*DIRECTIONS*. Below are the records; locate each line with the word "Couple" and copy it.
[start of INPUT]
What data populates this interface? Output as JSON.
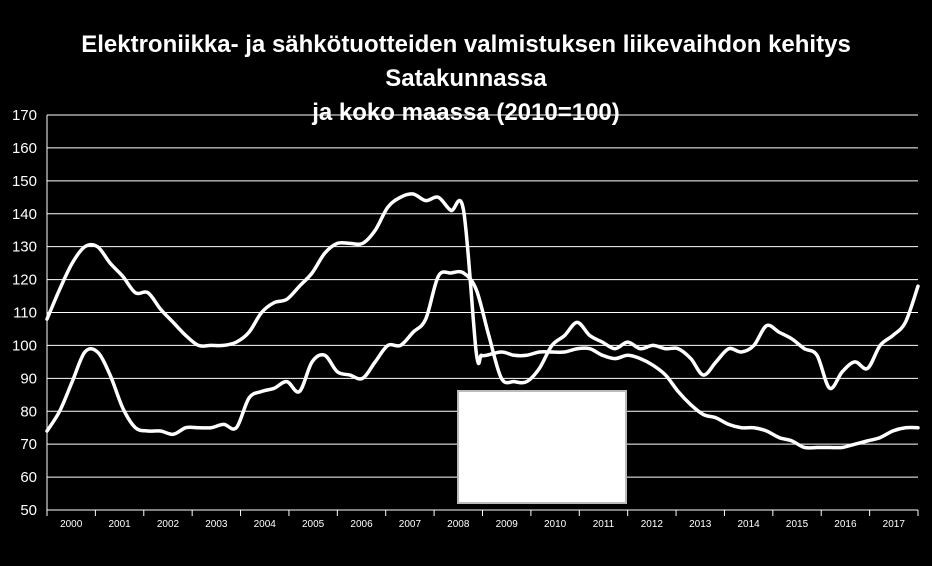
{
  "chart_data": {
    "type": "line",
    "title_lines": [
      "Elektroniikka- ja sähkötuotteiden valmistuksen liikevaihdon kehitys Satakunnassa",
      "ja koko maassa (2010=100)"
    ],
    "xlabel": "",
    "ylabel": "",
    "ylim": [
      50,
      170
    ],
    "yticks": [
      "50",
      "60",
      "70",
      "80",
      "90",
      "100",
      "110",
      "120",
      "130",
      "140",
      "150",
      "160",
      "170"
    ],
    "xlim": [
      2000,
      2017.25
    ],
    "xticks": [
      "2000",
      "2001",
      "2002",
      "2003",
      "2004",
      "2005",
      "2006",
      "2007",
      "2008",
      "2009",
      "2010",
      "2011",
      "2012",
      "2013",
      "2014",
      "2015",
      "2016",
      "2017"
    ],
    "grid": "horizontal",
    "line_color": "#ffffff",
    "legend_box_color": "#ffffff",
    "series": [
      {
        "x": [
          2000.0,
          2000.25,
          2000.5,
          2000.75,
          2001.0,
          2001.25,
          2001.5,
          2001.75,
          2002.0,
          2002.25,
          2002.5,
          2002.75,
          2003.0,
          2003.25,
          2003.5,
          2003.75,
          2004.0,
          2004.25,
          2004.5,
          2004.75,
          2005.0,
          2005.25,
          2005.5,
          2005.75,
          2006.0,
          2006.25,
          2006.5,
          2006.75,
          2007.0,
          2007.25,
          2007.5,
          2007.75,
          2008.0,
          2008.25,
          2008.5,
          2008.6,
          2008.7,
          2009.0,
          2009.25,
          2009.5,
          2009.75,
          2010.0,
          2010.25,
          2010.5,
          2010.75,
          2011.0,
          2011.25,
          2011.5,
          2011.75,
          2012.0,
          2012.25,
          2012.5,
          2012.75,
          2013.0,
          2013.25,
          2013.5,
          2013.75,
          2014.0,
          2014.25,
          2014.5,
          2014.75,
          2015.0,
          2015.25,
          2015.5,
          2015.75,
          2016.0,
          2016.25,
          2016.5,
          2016.75,
          2017.0,
          2017.25
        ],
        "values": [
          108,
          117,
          125,
          130,
          130,
          125,
          121,
          116,
          116,
          111,
          107,
          103,
          100,
          100,
          100,
          101,
          104,
          110,
          113,
          114,
          118,
          122,
          128,
          131,
          131,
          131,
          135,
          142,
          145,
          146,
          144,
          145,
          141,
          141,
          98,
          97,
          97,
          98,
          97,
          97,
          98,
          98,
          98,
          99,
          99,
          97,
          96,
          97,
          96,
          94,
          91,
          86,
          82,
          79,
          78,
          76,
          75,
          75,
          74,
          72,
          71,
          69,
          69,
          69,
          69,
          70,
          71,
          72,
          74,
          75,
          75
        ]
      },
      {
        "x": [
          2000.0,
          2000.25,
          2000.5,
          2000.75,
          2001.0,
          2001.25,
          2001.5,
          2001.75,
          2002.0,
          2002.25,
          2002.5,
          2002.75,
          2003.0,
          2003.25,
          2003.5,
          2003.75,
          2004.0,
          2004.25,
          2004.5,
          2004.75,
          2005.0,
          2005.25,
          2005.5,
          2005.75,
          2006.0,
          2006.25,
          2006.5,
          2006.75,
          2007.0,
          2007.25,
          2007.5,
          2007.75,
          2008.0,
          2008.25,
          2008.5,
          2008.75,
          2009.0,
          2009.25,
          2009.5,
          2009.75,
          2010.0,
          2010.25,
          2010.5,
          2010.75,
          2011.0,
          2011.25,
          2011.5,
          2011.75,
          2012.0,
          2012.25,
          2012.5,
          2012.75,
          2013.0,
          2013.25,
          2013.5,
          2013.75,
          2014.0,
          2014.25,
          2014.5,
          2014.75,
          2015.0,
          2015.25,
          2015.5,
          2015.75,
          2016.0,
          2016.25,
          2016.5,
          2016.75,
          2017.0,
          2017.25
        ],
        "values": [
          74,
          80,
          89,
          98,
          98,
          91,
          81,
          75,
          74,
          74,
          73,
          75,
          75,
          75,
          76,
          75,
          84,
          86,
          87,
          89,
          86,
          95,
          97,
          92,
          91,
          90,
          95,
          100,
          100,
          104,
          108,
          121,
          122,
          122,
          117,
          103,
          90,
          89,
          89,
          93,
          100,
          103,
          107,
          103,
          101,
          99,
          101,
          99,
          100,
          99,
          99,
          96,
          91,
          95,
          99,
          98,
          100,
          106,
          104,
          102,
          99,
          97,
          87,
          92,
          95,
          93,
          100,
          103,
          107,
          118
        ]
      }
    ]
  }
}
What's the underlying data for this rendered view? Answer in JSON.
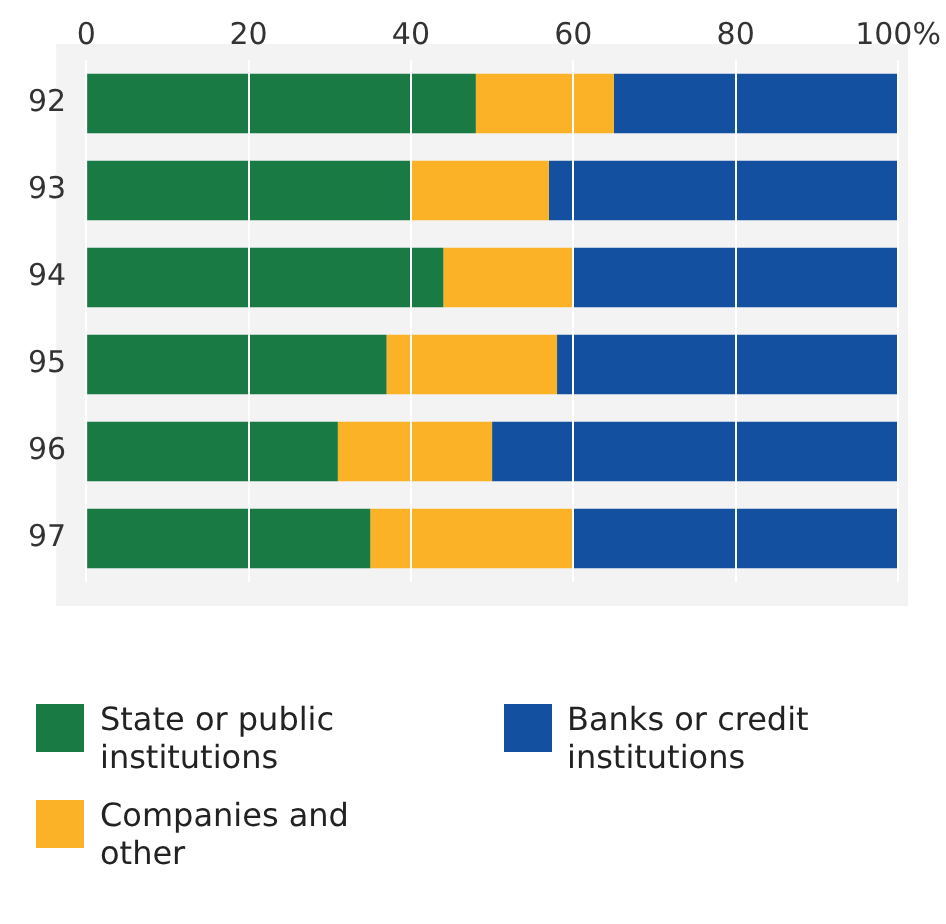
{
  "chart_data": {
    "type": "bar",
    "orientation": "horizontal",
    "stacked": true,
    "categories": [
      "92",
      "93",
      "94",
      "95",
      "96",
      "97"
    ],
    "series": [
      {
        "name": "State or public institutions",
        "color": "#1a7a44",
        "values": [
          48,
          40,
          44,
          37,
          31,
          35
        ]
      },
      {
        "name": "Companies and other",
        "color": "#fbb226",
        "values": [
          17,
          17,
          16,
          21,
          19,
          25
        ]
      },
      {
        "name": "Banks or credit institutions",
        "color": "#1450a0",
        "values": [
          35,
          43,
          40,
          42,
          50,
          40
        ]
      }
    ],
    "xlim": [
      0,
      100
    ],
    "xticks": [
      0,
      20,
      40,
      60,
      {
        "value": 100,
        "label": "100%"
      },
      80
    ],
    "grid": "x",
    "legend": "bottom"
  }
}
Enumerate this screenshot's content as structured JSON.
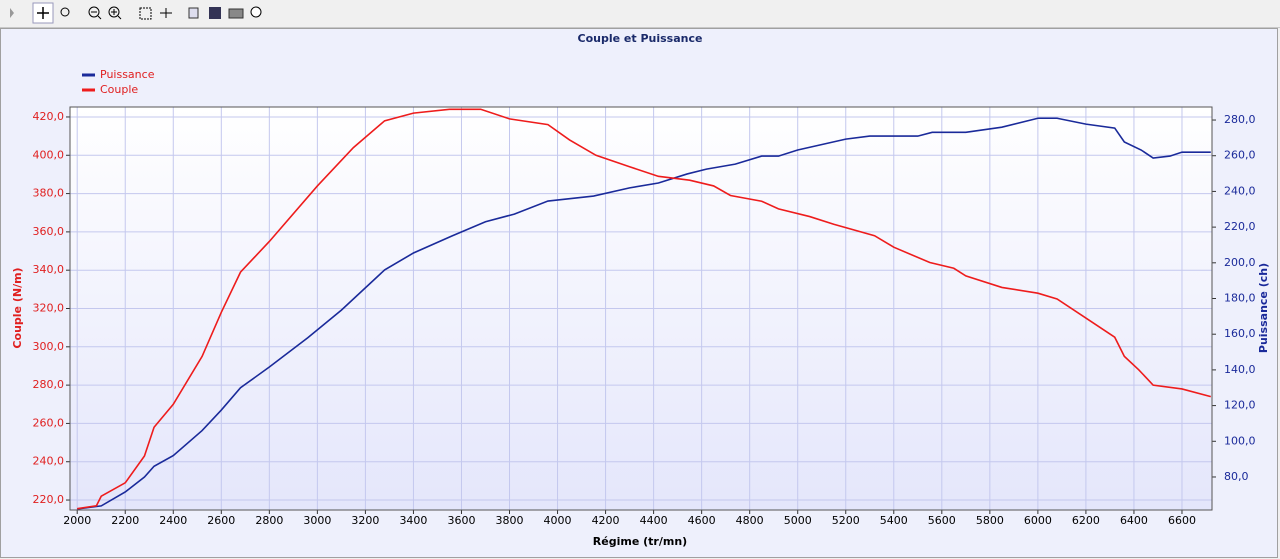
{
  "chart_data": {
    "type": "line",
    "title": "Couple et Puissance",
    "x_label": "Régime (tr/mn)",
    "y_label": "Couple (N/m)",
    "y2_label": "Puissance (ch)",
    "xlim": [
      1970,
      6725
    ],
    "xticks": [
      2000,
      2200,
      2400,
      2600,
      2800,
      3000,
      3200,
      3400,
      3600,
      3800,
      4000,
      4200,
      4400,
      4600,
      4800,
      5000,
      5200,
      5400,
      5600,
      5800,
      6000,
      6200,
      6400,
      6600
    ],
    "ylim": [
      214.8,
      425.2
    ],
    "yticks": [
      {
        "value": 220,
        "label": "220,0"
      },
      {
        "value": 240,
        "label": "240,0"
      },
      {
        "value": 260,
        "label": "260,0"
      },
      {
        "value": 280,
        "label": "280,0"
      },
      {
        "value": 300,
        "label": "300,0"
      },
      {
        "value": 320,
        "label": "320,0"
      },
      {
        "value": 340,
        "label": "340,0"
      },
      {
        "value": 360,
        "label": "360,0"
      },
      {
        "value": 380,
        "label": "380,0"
      },
      {
        "value": 400,
        "label": "400,0"
      },
      {
        "value": 420,
        "label": "420,0"
      }
    ],
    "y2lim": [
      61.5,
      287.3
    ],
    "y2ticks": [
      {
        "value": 80,
        "label": "80,0"
      },
      {
        "value": 100,
        "label": "100,0"
      },
      {
        "value": 120,
        "label": "120,0"
      },
      {
        "value": 140,
        "label": "140,0"
      },
      {
        "value": 160,
        "label": "160,0"
      },
      {
        "value": 180,
        "label": "180,0"
      },
      {
        "value": 200,
        "label": "200,0"
      },
      {
        "value": 220,
        "label": "220,0"
      },
      {
        "value": 240,
        "label": "240,0"
      },
      {
        "value": 260,
        "label": "260,0"
      },
      {
        "value": 280,
        "label": "280,0"
      }
    ],
    "grid": true,
    "legend": "top-left",
    "series": [
      {
        "name": "Puissance",
        "color": "#1a2a9a",
        "axis": "y2",
        "x": [
          2000,
          2100,
          2200,
          2280,
          2320,
          2400,
          2520,
          2600,
          2680,
          2800,
          2960,
          3100,
          3280,
          3400,
          3560,
          3700,
          3820,
          3960,
          4150,
          4300,
          4420,
          4540,
          4620,
          4740,
          4850,
          4920,
          5000,
          5200,
          5300,
          5500,
          5560,
          5700,
          5850,
          6000,
          6080,
          6200,
          6320,
          6360,
          6430,
          6480,
          6550,
          6600,
          6720
        ],
        "values": [
          62.1,
          63.8,
          71.6,
          80,
          86,
          92,
          106,
          117.5,
          130,
          141.6,
          158,
          173.5,
          196,
          205.5,
          215,
          223,
          227.3,
          234.6,
          237.4,
          242,
          244.7,
          249.8,
          252.5,
          255.3,
          259.8,
          259.8,
          263.2,
          269.3,
          271,
          271,
          273.1,
          273.1,
          276,
          281,
          281,
          277.7,
          275.5,
          267.7,
          263.2,
          258.7,
          259.8,
          262,
          262
        ]
      },
      {
        "name": "Couple",
        "color": "#ee1c1c",
        "axis": "y",
        "x": [
          2000,
          2080,
          2100,
          2200,
          2280,
          2320,
          2400,
          2520,
          2600,
          2680,
          2800,
          3000,
          3150,
          3280,
          3400,
          3550,
          3680,
          3800,
          3960,
          4050,
          4160,
          4300,
          4420,
          4550,
          4650,
          4720,
          4850,
          4920,
          5050,
          5150,
          5320,
          5400,
          5550,
          5650,
          5700,
          5850,
          6000,
          6080,
          6200,
          6320,
          6360,
          6420,
          6480,
          6600,
          6720
        ],
        "values": [
          215.5,
          217,
          222,
          229,
          243,
          258,
          270,
          295,
          318,
          339,
          355,
          384,
          404,
          418,
          422,
          424,
          424,
          419,
          416,
          408,
          400,
          394,
          389,
          387,
          384,
          379,
          376,
          372,
          368,
          364,
          358,
          352,
          344,
          341,
          337,
          331,
          328,
          325,
          315,
          305,
          295,
          288,
          280,
          278,
          274
        ]
      }
    ]
  }
}
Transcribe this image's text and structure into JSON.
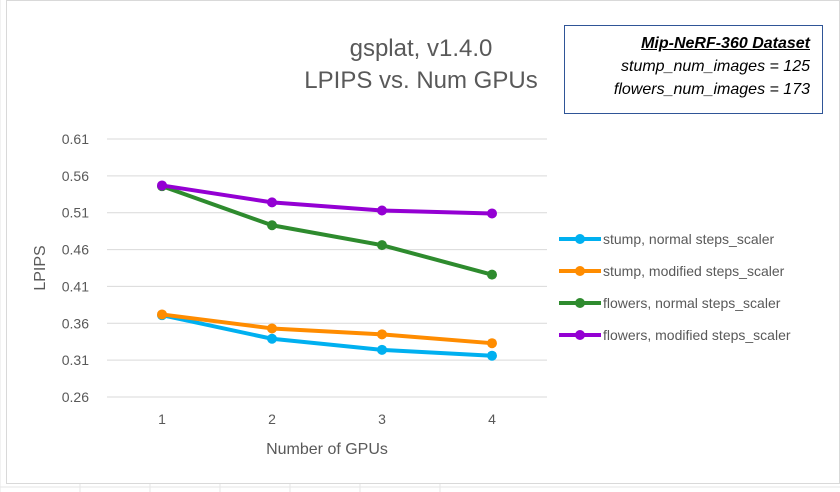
{
  "title_line1": "gsplat, v1.4.0",
  "title_line2": "LPIPS vs. Num GPUs",
  "info_box": {
    "heading": "Mip-NeRF-360 Dataset",
    "line1": "stump_num_images = 125",
    "line2": "flowers_num_images = 173",
    "border_color": "#2f5597"
  },
  "chart_data": {
    "type": "line",
    "title": "gsplat, v1.4.0 LPIPS vs. Num GPUs",
    "xlabel": "Number of GPUs",
    "ylabel": "LPIPS",
    "x": [
      1,
      2,
      3,
      4
    ],
    "yticks": [
      "0.26",
      "0.31",
      "0.36",
      "0.41",
      "0.46",
      "0.51",
      "0.56",
      "0.61"
    ],
    "ylim": [
      0.26,
      0.61
    ],
    "grid": "horizontal",
    "legend_position": "right",
    "series": [
      {
        "name": "stump, normal steps_scaler",
        "color": "#00b0f0",
        "values": [
          0.371,
          0.339,
          0.324,
          0.316
        ]
      },
      {
        "name": "stump, modified steps_scaler",
        "color": "#ff8c00",
        "values": [
          0.372,
          0.353,
          0.345,
          0.333
        ]
      },
      {
        "name": "flowers, normal steps_scaler",
        "color": "#2e8b2e",
        "values": [
          0.546,
          0.493,
          0.466,
          0.426
        ]
      },
      {
        "name": "flowers, modified steps_scaler",
        "color": "#9400d3",
        "values": [
          0.547,
          0.524,
          0.513,
          0.509
        ]
      }
    ]
  }
}
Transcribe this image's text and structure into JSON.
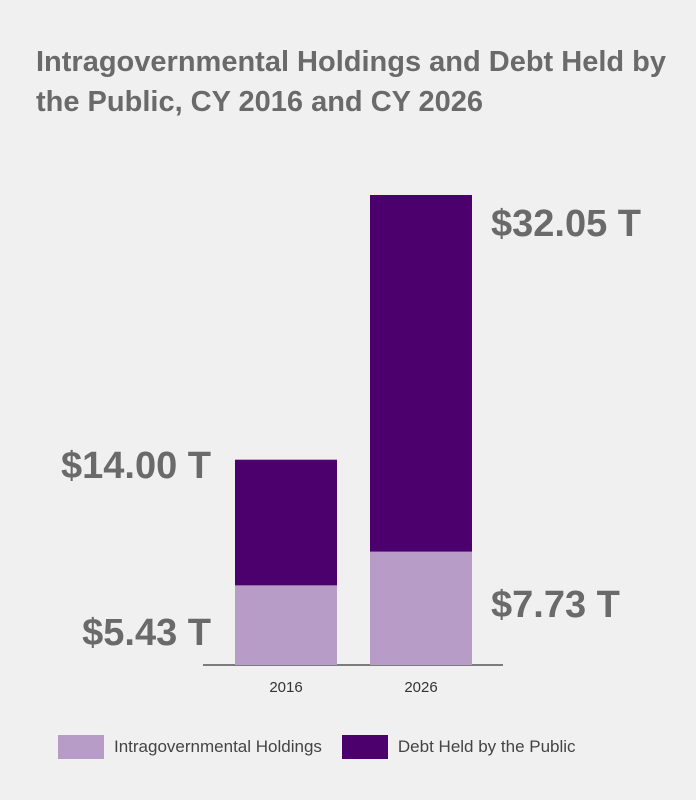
{
  "chart_data": {
    "type": "bar",
    "stacked": true,
    "title": "Intragovernmental Holdings and Debt Held by the Public, CY 2016 and CY 2026",
    "xlabel": "",
    "ylabel": "",
    "categories": [
      "2016",
      "2026"
    ],
    "series": [
      {
        "name": "Intragovernmental Holdings",
        "color": "#b89cc8",
        "values": [
          5.43,
          7.73
        ],
        "value_labels": [
          "$5.43 T",
          "$7.73 T"
        ]
      },
      {
        "name": "Debt Held by the Public",
        "color": "#4b006e",
        "values": [
          8.57,
          24.32
        ],
        "total_labels": [
          "$14.00 T",
          "$32.05 T"
        ]
      }
    ],
    "totals": [
      14.0,
      32.05
    ],
    "ylim": [
      0,
      32.05
    ],
    "grid": false,
    "legend_position": "bottom"
  }
}
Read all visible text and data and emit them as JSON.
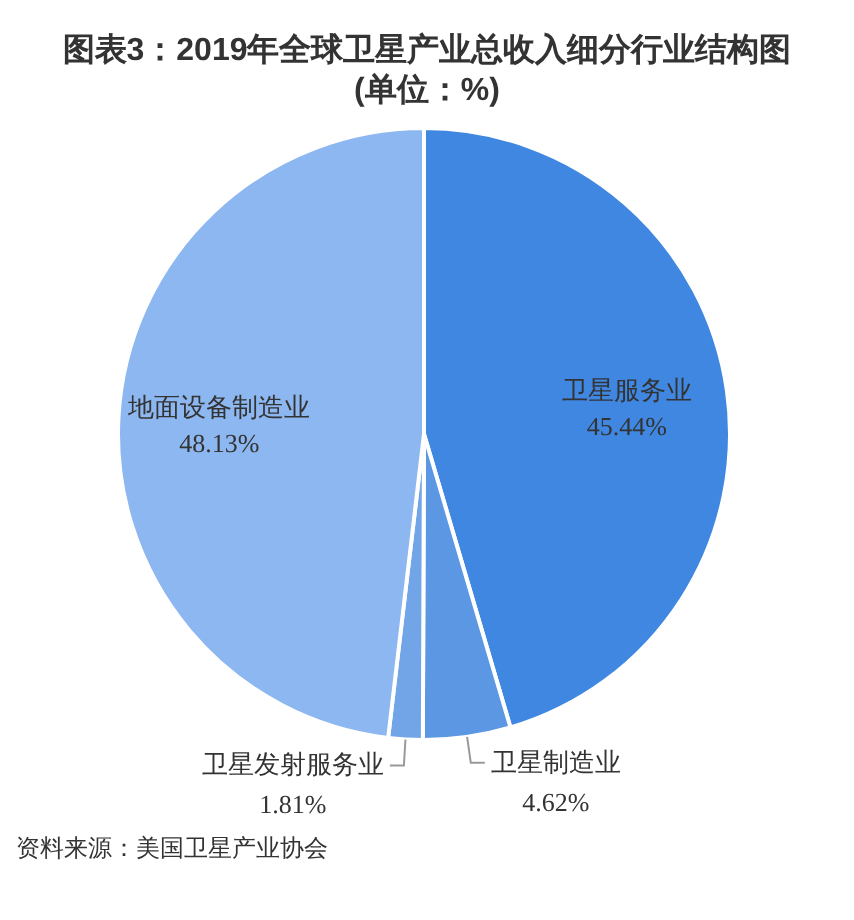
{
  "chart_data": {
    "type": "pie",
    "title": "图表3：2019年全球卫星产业总收入细分行业结构图",
    "subtitle": "(单位：%)",
    "categories": [
      "卫星服务业",
      "卫星制造业",
      "卫星发射服务业",
      "地面设备制造业"
    ],
    "values": [
      45.44,
      4.62,
      1.81,
      48.13
    ],
    "colors": [
      "#3f87e0",
      "#5c97e3",
      "#72a5e8",
      "#8db7f0"
    ],
    "value_labels": [
      "45.44%",
      "4.62%",
      "1.81%",
      "48.13%"
    ],
    "annotations": [
      "资料来源：美国卫星产业协会"
    ]
  }
}
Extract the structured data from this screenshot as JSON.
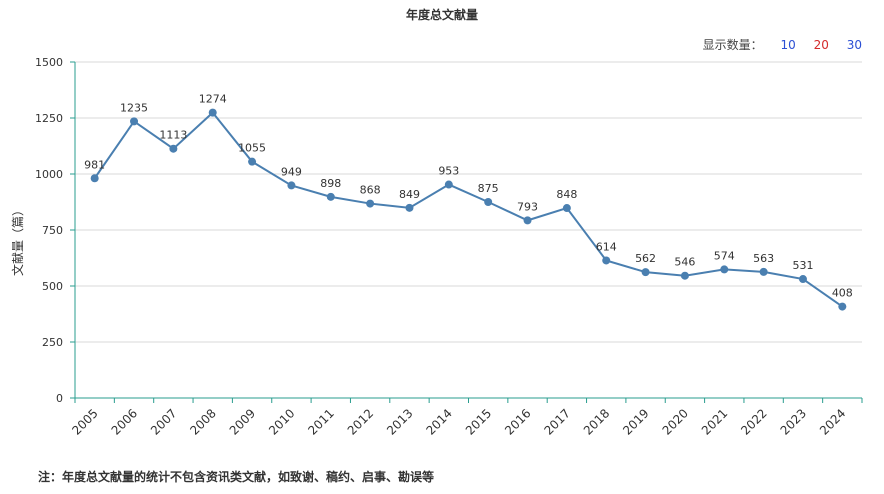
{
  "header": {
    "count_label": "显示数量：",
    "count_options": [
      "10",
      "20",
      "30"
    ]
  },
  "footnote": "注：年度总文献量的统计不包含资讯类文献，如致谢、稿约、启事、勘误等",
  "chart_data": {
    "type": "line",
    "title": "年度总文献量",
    "xlabel": "",
    "ylabel": "文献量（篇）",
    "categories": [
      "2005",
      "2006",
      "2007",
      "2008",
      "2009",
      "2010",
      "2011",
      "2012",
      "2013",
      "2014",
      "2015",
      "2016",
      "2017",
      "2018",
      "2019",
      "2020",
      "2021",
      "2022",
      "2023",
      "2024"
    ],
    "series": [
      {
        "values": [
          981,
          1235,
          1113,
          1274,
          1055,
          949,
          898,
          868,
          849,
          953,
          875,
          793,
          848,
          614,
          562,
          546,
          574,
          563,
          531,
          408
        ]
      }
    ],
    "ylim": [
      0,
      1500
    ],
    "yticks": [
      "0",
      "250",
      "500",
      "750",
      "1000",
      "1250",
      "1500"
    ],
    "grid": true,
    "line_color": "#4a7fb0"
  }
}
[end of INPUT]
*COMPLETED TASK*.
    "title": "Couple et Puissance",
    "y_label": "Couple (N/m)",
        "name": "Couple",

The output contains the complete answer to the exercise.